Task to complete:
Go through the data below. Pull out every line that has the word "text".

══════════════════════════════

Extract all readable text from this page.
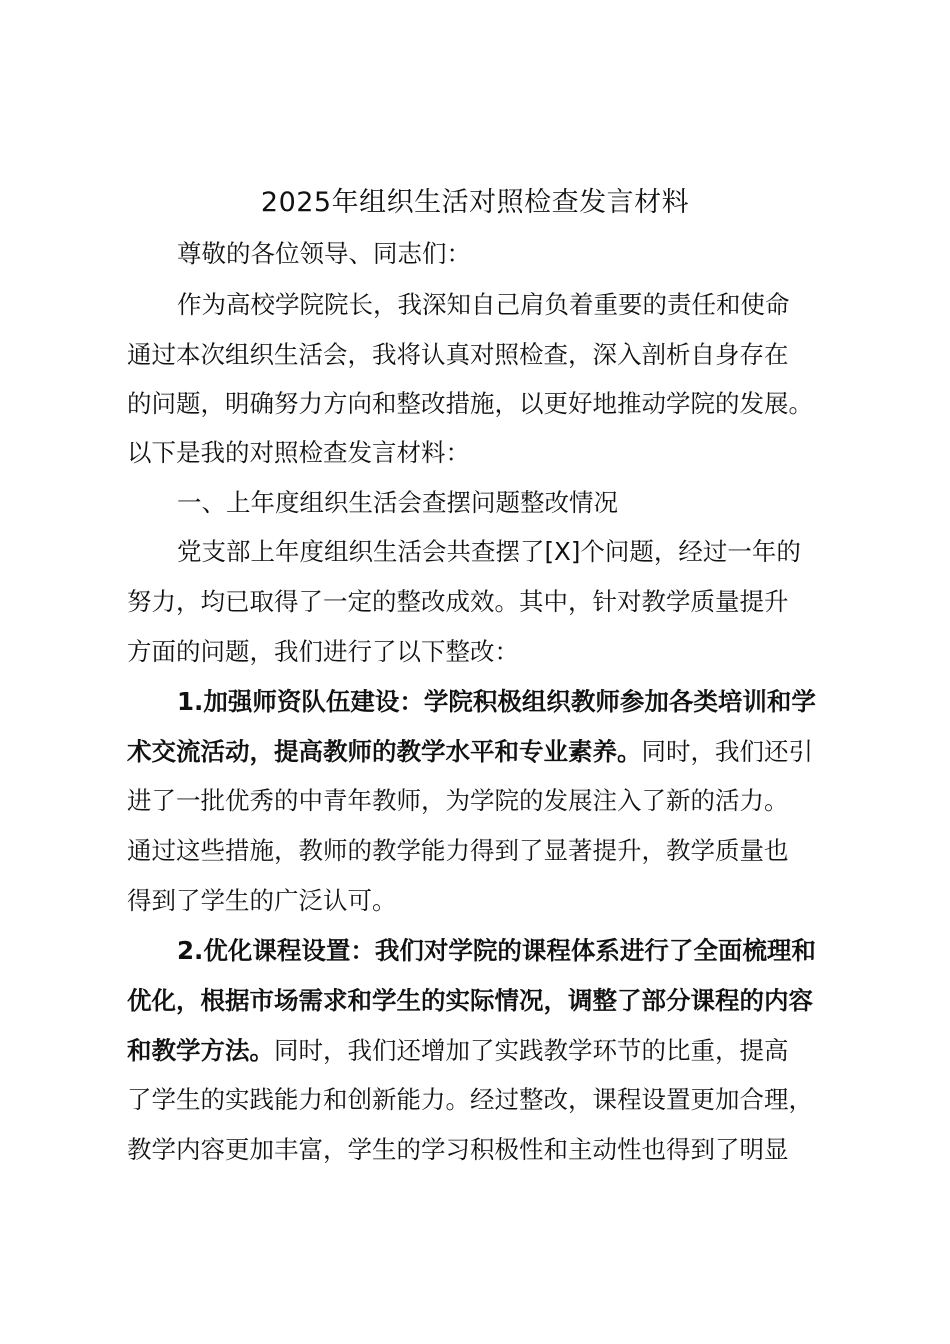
2025年组织生活对照检查发言材料
尊敬的各位领导、同志们：
作为高校学院院长，我深知自己肩负着重要的责任和使命
通过本次组织生活会，我将认真对照检查，深入剖析自身存在
的问题，明确努力方向和整改措施，以更好地推动学院的发展。
以下是我的对照检查发言材料：
一、上年度组织生活会查摆问题整改情况
党支部上年度组织生活会共查摆了[X]个问题，经过一年的
努力，均已取得了一定的整改成效。其中，针对教学质量提升
方面的问题，我们进行了以下整改：
1.加强师资队伍建设：学院积极组织教师参加各类培训和学
术交流活动，提高教师的教学水平和专业素养。同时，我们还引
进了一批优秀的中青年教师，为学院的发展注入了新的活力。
通过这些措施，教师的教学能力得到了显著提升，教学质量也
得到了学生的广泛认可。
2.优化课程设置：我们对学院的课程体系进行了全面梳理和
优化，根据市场需求和学生的实际情况，调整了部分课程的内容
和教学方法。同时，我们还增加了实践教学环节的比重，提高
了学生的实践能力和创新能力。经过整改，课程设置更加合理，
教学内容更加丰富，学生的学习积极性和主动性也得到了明显
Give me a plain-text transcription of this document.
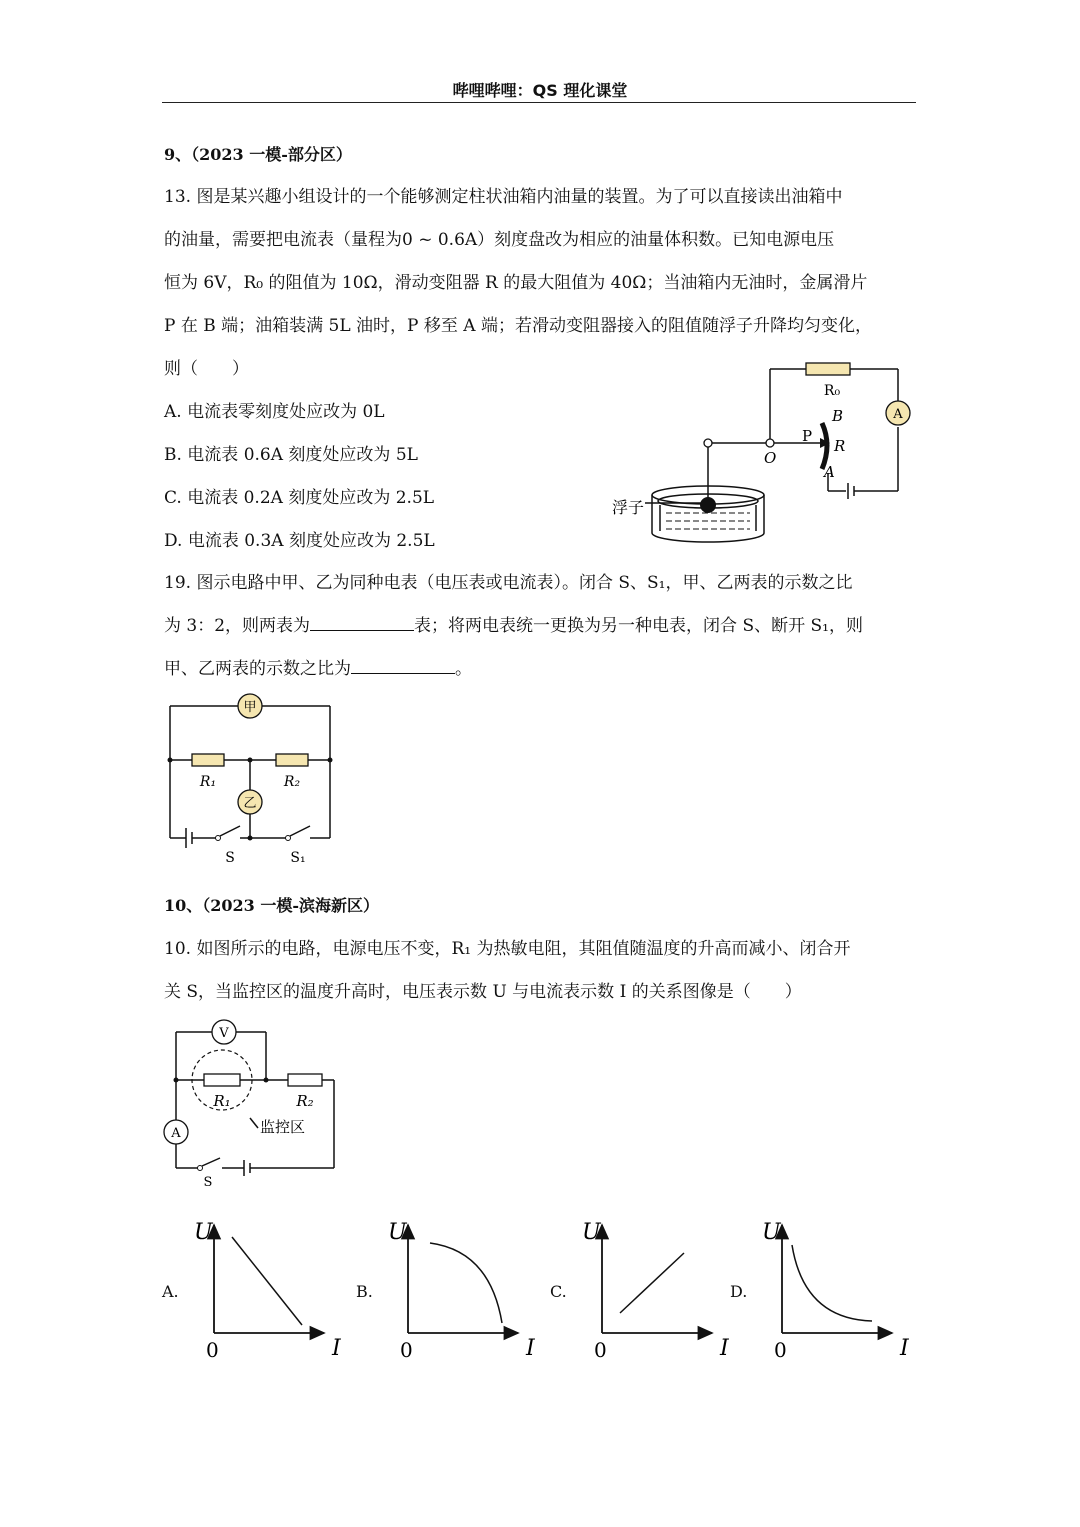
哔哩哔哩：QS 理化课堂
9、（2023 一模-部分区）
13. 图是某兴趣小组设计的一个能够测定柱状油箱内油量的装置。为了可以直接读出油箱中
的油量，需要把电流表（量程为0 ~ 0.6A）刻度盘改为相应的油量体积数。已知电源电压
恒为 6V，R₀ 的阻值为 10Ω，滑动变阻器 R 的最大阻值为 40Ω；当油箱内无油时，金属滑片
P 在 B 端；油箱装满 5L 油时，P 移至 A 端；若滑动变阻器接入的阻值随浮子升降均匀变化，
则（　　）
A. 电流表零刻度处应改为 0L
B. 电流表 0.6A 刻度处应改为 5L
C. 电流表 0.2A 刻度处应改为 2.5L
D. 电流表 0.3A 刻度处应改为 2.5L
R₀
A
P
B
R
A
O
浮子
19. 图示电路中甲、乙为同种电表（电压表或电流表）。闭合 S、S₁，甲、乙两表的示数之比
为 3：2，则两表为	表；将两电表统一更换为另一种电表，闭合 S、断开 S₁，则
甲、乙两表的示数之比为	。
甲
乙
R₁	R₂
S	S₁
10、（2023 一模-滨海新区）
10. 如图所示的电路，电源电压不变，R₁ 为热敏电阻，其阻值随温度的升高而减小、闭合开
关 S，当监控区的温度升高时，电压表示数 U 与电流表示数 I 的关系图像是（　　）
V
A
R₁	R₂
监控区
S
A.
U
I
0
B.
U
I
0
C.
U
I
0
D.
U
I
0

══════════════════════════════

Complete output:
Extract all readable text from this page.
Give me a plain-text transcription of this document.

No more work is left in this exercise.